Exercise aim
Your task is to filter the data below down to the lines holding "JSON".
★ ★ ★ ★ ★ ★ ★
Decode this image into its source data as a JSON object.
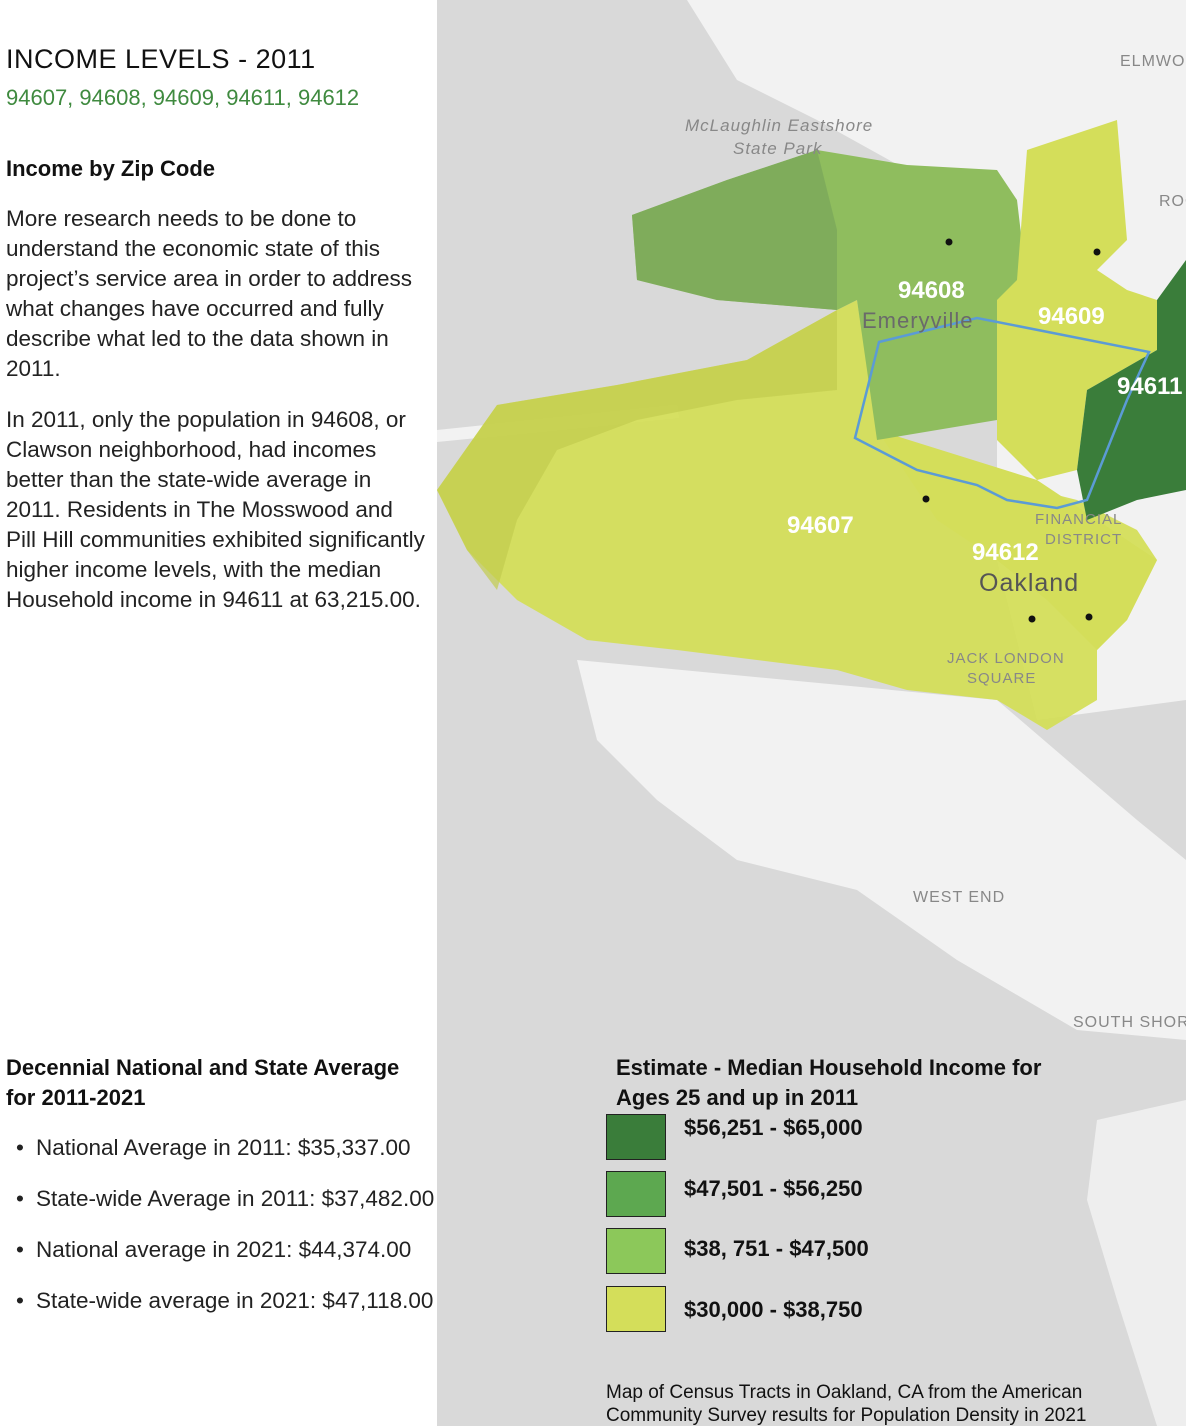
{
  "header": {
    "title": "INCOME LEVELS - 2011",
    "zip_codes": "94607, 94608, 94609, 94611, 94612"
  },
  "section": {
    "heading": "Income by Zip Code",
    "paragraph_1": "More research needs to be done to understand the economic state of this project’s service area in order to address what changes have occurred and fully describe what led to the data shown in 2011.",
    "paragraph_2": "In 2011, only the population in 94608, or Clawson neighborhood, had incomes better than the state-wide average in 2011. Residents in The Mosswood and Pill Hill communities exhibited significantly higher income levels, with the median Household income in 94611 at 63,215.00."
  },
  "averages": {
    "heading": "Decennial National and State Average for 2011-2021",
    "items": [
      "National Average in 2011: $35,337.00",
      "State-wide Average in 2011: $37,482.00",
      "National average in 2021: $44,374.00",
      "State-wide average in 2021: $47,118.00"
    ]
  },
  "map": {
    "zip_labels": {
      "z94608": "94608",
      "z94609": "94609",
      "z94611": "94611",
      "z94607": "94607",
      "z94612": "94612"
    },
    "place_labels": {
      "park": "McLaughlin Eastshore",
      "park2": "State Park",
      "emeryville": "Emeryville",
      "oakland": "Oakland",
      "financial": "FINANCIAL",
      "financial2": "DISTRICT",
      "jack": "JACK LONDON",
      "jack2": "SQUARE",
      "west_end": "WEST END",
      "south_shore": "SOUTH SHOR",
      "elmwood": "ELMWO",
      "rock": "ROC"
    },
    "colors": {
      "tier1": "#3a7d3a",
      "tier2": "#5da850",
      "tier3": "#8cc85a",
      "tier4": "#d4de5a",
      "water": "#d9d9d9",
      "land": "#f2f2f2",
      "outline": "#5b9bd5"
    }
  },
  "legend": {
    "title": "Estimate - Median Household Income for Ages 25 and up in 2011",
    "items": [
      {
        "label": "$56,251 - $65,000",
        "color": "#3a7d3a"
      },
      {
        "label": "$47,501 - $56,250",
        "color": "#5da850"
      },
      {
        "label": "$38, 751 - $47,500",
        "color": "#8cc85a"
      },
      {
        "label": "$30,000 - $38,750",
        "color": "#d4de5a"
      }
    ]
  },
  "caption": "Map of Census Tracts in Oakland, CA from the American Community Survey results for Population Density in 2021"
}
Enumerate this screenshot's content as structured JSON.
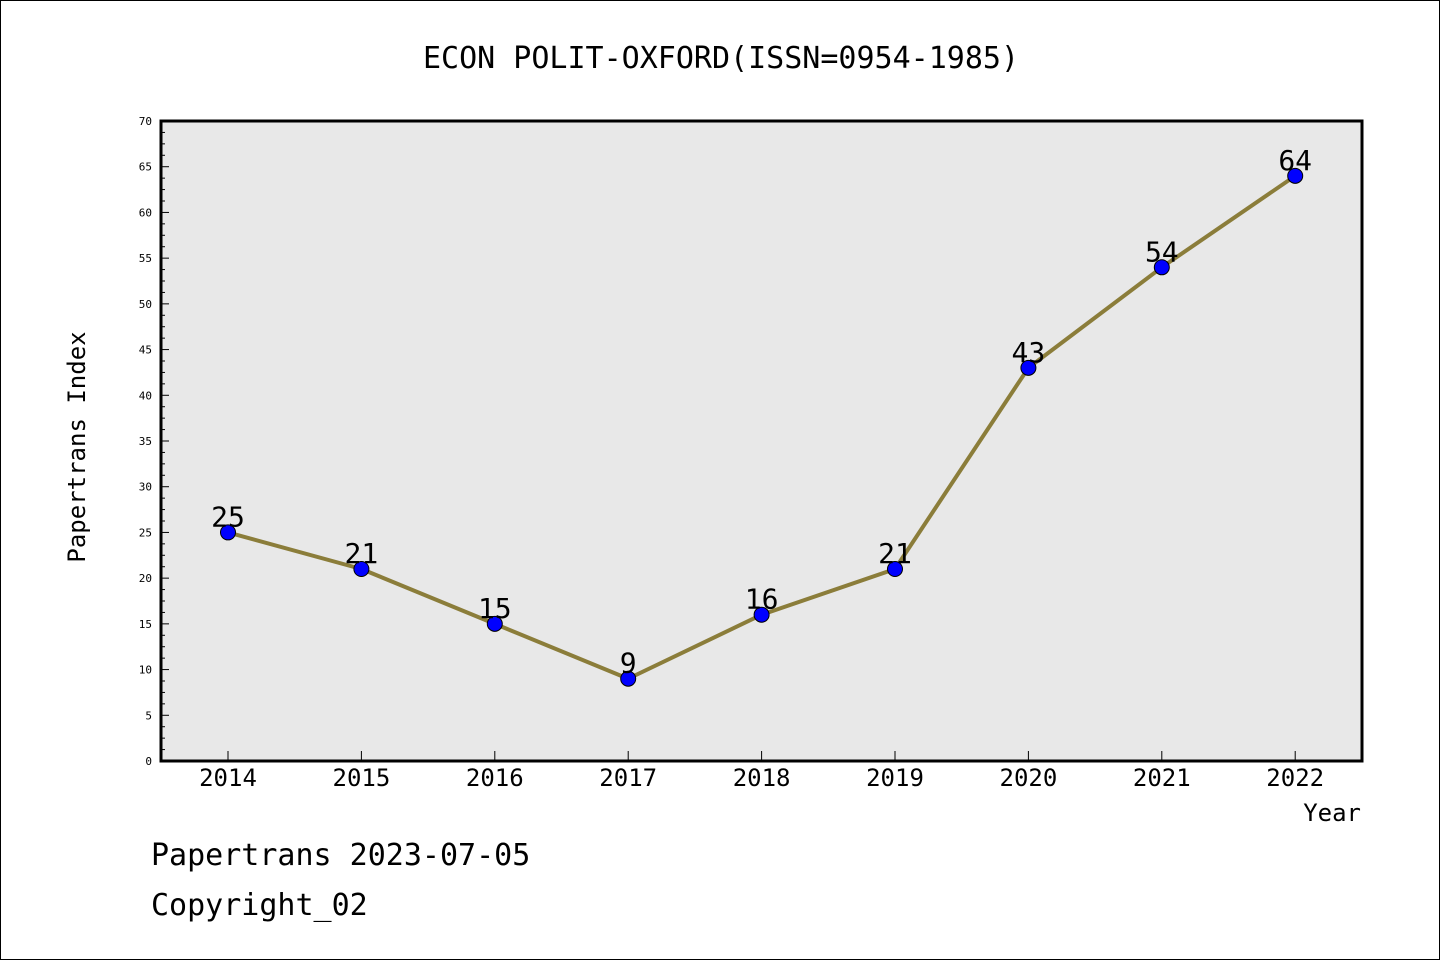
{
  "chart_data": {
    "type": "line",
    "title": "ECON POLIT-OXFORD(ISSN=0954-1985)",
    "xlabel": "Year",
    "ylabel": "Papertrans Index",
    "categories": [
      "2014",
      "2015",
      "2016",
      "2017",
      "2018",
      "2019",
      "2020",
      "2021",
      "2022"
    ],
    "series": [
      {
        "values": [
          25,
          21,
          15,
          9,
          16,
          21,
          43,
          54,
          64
        ]
      }
    ],
    "data_labels": [
      "25",
      "21",
      "15",
      "9",
      "16",
      "21",
      "43",
      "54",
      "64"
    ],
    "ylim": [
      0,
      70
    ],
    "yticks": [
      "0",
      "5",
      "10",
      "15",
      "20",
      "25",
      "30",
      "35",
      "40",
      "45",
      "50",
      "55",
      "60",
      "65",
      "70"
    ],
    "grid": false,
    "colors": {
      "line": "#8b7d3a",
      "marker": "#0000ff",
      "plot_bg": "#e8e8e8"
    }
  },
  "footer": {
    "date_line": "Papertrans 2023-07-05",
    "copyright_line": "Copyright_02"
  }
}
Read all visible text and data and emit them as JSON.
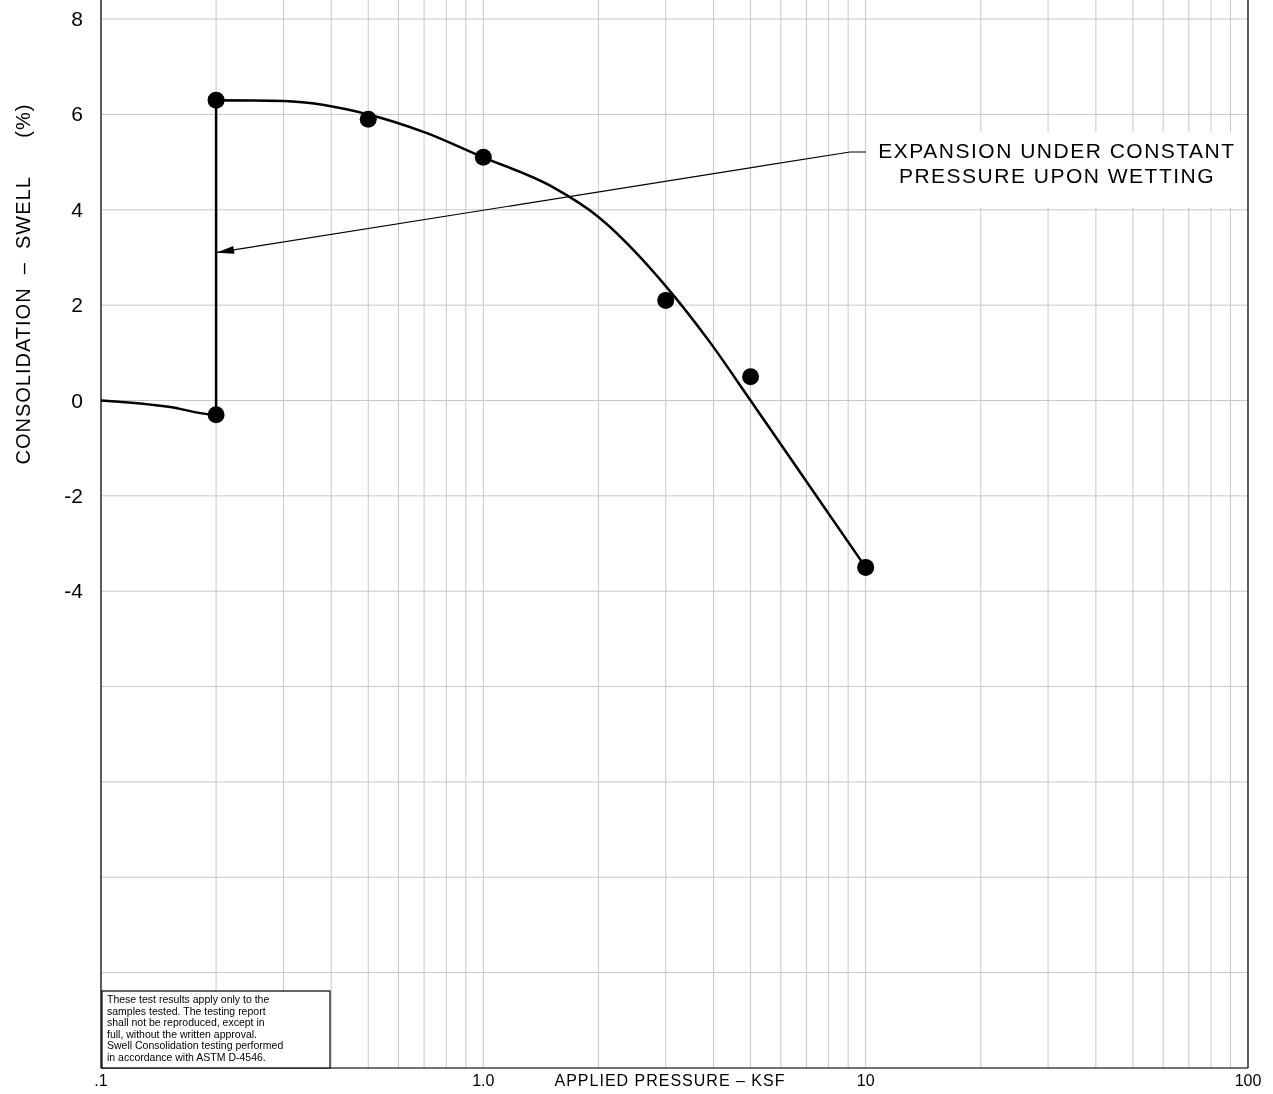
{
  "chart_data": {
    "type": "line",
    "xlabel": "APPLIED PRESSURE – KSF",
    "ylabel": "CONSOLIDATION  –  SWELL      (%)",
    "log": "x",
    "grid": true,
    "xlim": [
      0.1,
      100
    ],
    "ylim": [
      -14,
      8.4
    ],
    "xticks": [
      {
        "value": 0.1,
        "label": ".1"
      },
      {
        "value": 0.2,
        "label": null
      },
      {
        "value": 0.3,
        "label": null
      },
      {
        "value": 0.4,
        "label": null
      },
      {
        "value": 0.5,
        "label": null
      },
      {
        "value": 0.6,
        "label": null
      },
      {
        "value": 0.7,
        "label": null
      },
      {
        "value": 0.8,
        "label": null
      },
      {
        "value": 0.9,
        "label": null
      },
      {
        "value": 1,
        "label": "1.0"
      },
      {
        "value": 2,
        "label": null
      },
      {
        "value": 3,
        "label": null
      },
      {
        "value": 4,
        "label": null
      },
      {
        "value": 5,
        "label": null
      },
      {
        "value": 6,
        "label": null
      },
      {
        "value": 7,
        "label": null
      },
      {
        "value": 8,
        "label": null
      },
      {
        "value": 9,
        "label": null
      },
      10,
      {
        "value": 20,
        "label": null
      },
      {
        "value": 30,
        "label": null
      },
      {
        "value": 40,
        "label": null
      },
      {
        "value": 50,
        "label": null
      },
      {
        "value": 60,
        "label": null
      },
      {
        "value": 70,
        "label": null
      },
      {
        "value": 80,
        "label": null
      },
      {
        "value": 90,
        "label": null
      },
      100
    ],
    "yticks": [
      {
        "value": -14,
        "label": null
      },
      {
        "value": -12,
        "label": null
      },
      {
        "value": -10,
        "label": null
      },
      {
        "value": -8,
        "label": null
      },
      {
        "value": -6,
        "label": null
      },
      -4,
      -2,
      0,
      2,
      4,
      6,
      8
    ],
    "series": [
      {
        "color": "#000000",
        "marker": "none",
        "x": [
          0.1,
          0.15,
          0.2,
          0.2,
          0.3,
          0.5,
          0.7,
          1.0,
          1.5,
          2.0,
          3.0,
          3.9,
          5.0,
          10
        ],
        "values": [
          0,
          -0.13,
          -0.3,
          6.3,
          6.28,
          6.0,
          5.63,
          5.1,
          4.5,
          3.85,
          2.4,
          1.24,
          0,
          -3.5
        ]
      },
      {
        "type": "scatter",
        "color": "#000000",
        "marker": "circle",
        "x": [
          0.2,
          0.2,
          0.5,
          1.0,
          3.0,
          5.0,
          10
        ],
        "values": [
          -0.3,
          6.3,
          5.9,
          5.1,
          2.1,
          0.5,
          -3.5
        ]
      }
    ],
    "annotations": [
      {
        "text": "EXPANSION UNDER CONSTANT\nPRESSURE UPON WETTING",
        "x": 0.2,
        "y": 3.1
      },
      "These test results apply only to the samples tested. The testing report shall not be reproduced, except in full, without the written approval. Swell Consolidation testing performed in accordance with ASTM D-4546."
    ]
  }
}
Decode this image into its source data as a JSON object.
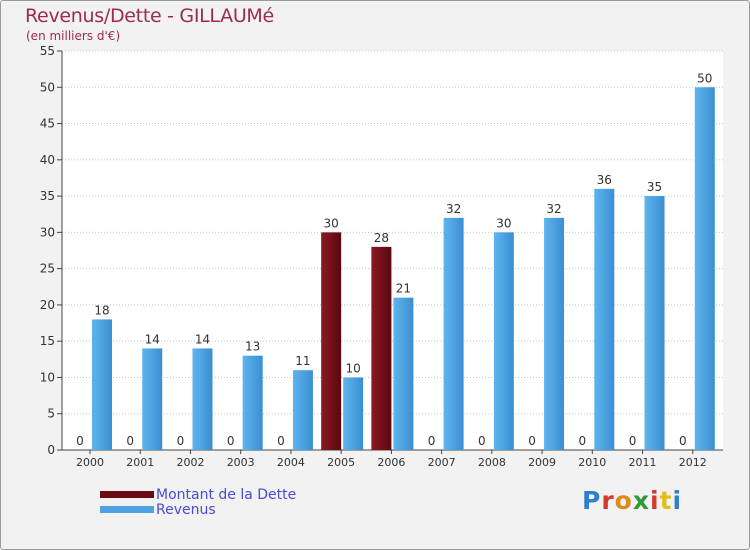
{
  "header": {
    "title": "Revenus/Dette - GILLAUMé",
    "subtitle": "(en milliers d'€)"
  },
  "colors": {
    "dette": "#6b0a12",
    "revenus": "#4ea3e0",
    "axis": "#444444",
    "grid": "#c8c8c8",
    "title": "#9c2a53",
    "legend_text": "#4a4ad8"
  },
  "legend": {
    "dette_label": "Montant de la Dette",
    "revenus_label": "Revenus"
  },
  "logo": {
    "text": "Proxiti",
    "letter_colors": [
      "#2f7fd0",
      "#d43a2a",
      "#e08a1a",
      "#2f9a3a",
      "#d43a2a",
      "#e0c01a",
      "#2f7fd0"
    ]
  },
  "chart_data": {
    "type": "bar",
    "title": "Revenus/Dette - GILLAUMé",
    "subtitle": "(en milliers d'€)",
    "xlabel": "",
    "ylabel": "",
    "ylim": [
      0,
      55
    ],
    "yticks": [
      0,
      5,
      10,
      15,
      20,
      25,
      30,
      35,
      40,
      45,
      50,
      55
    ],
    "grid": true,
    "legend_position": "bottom-left",
    "categories": [
      "2000",
      "2001",
      "2002",
      "2003",
      "2004",
      "2005",
      "2006",
      "2007",
      "2008",
      "2009",
      "2010",
      "2011",
      "2012"
    ],
    "series": [
      {
        "name": "Montant de la Dette",
        "values": [
          0,
          0,
          0,
          0,
          0,
          30,
          28,
          0,
          0,
          0,
          0,
          0,
          0
        ]
      },
      {
        "name": "Revenus",
        "values": [
          18,
          14,
          14,
          13,
          11,
          10,
          21,
          32,
          30,
          32,
          36,
          35,
          50
        ]
      }
    ]
  }
}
★ ★ ★ ★ ★ ★ ★
Solution to the exercise
Decode this image into its source data as a JSON object.
Enumerate this screenshot's content as structured JSON.
Read all visible text and data and emit them as JSON.
Decode this image into its source data as a JSON object.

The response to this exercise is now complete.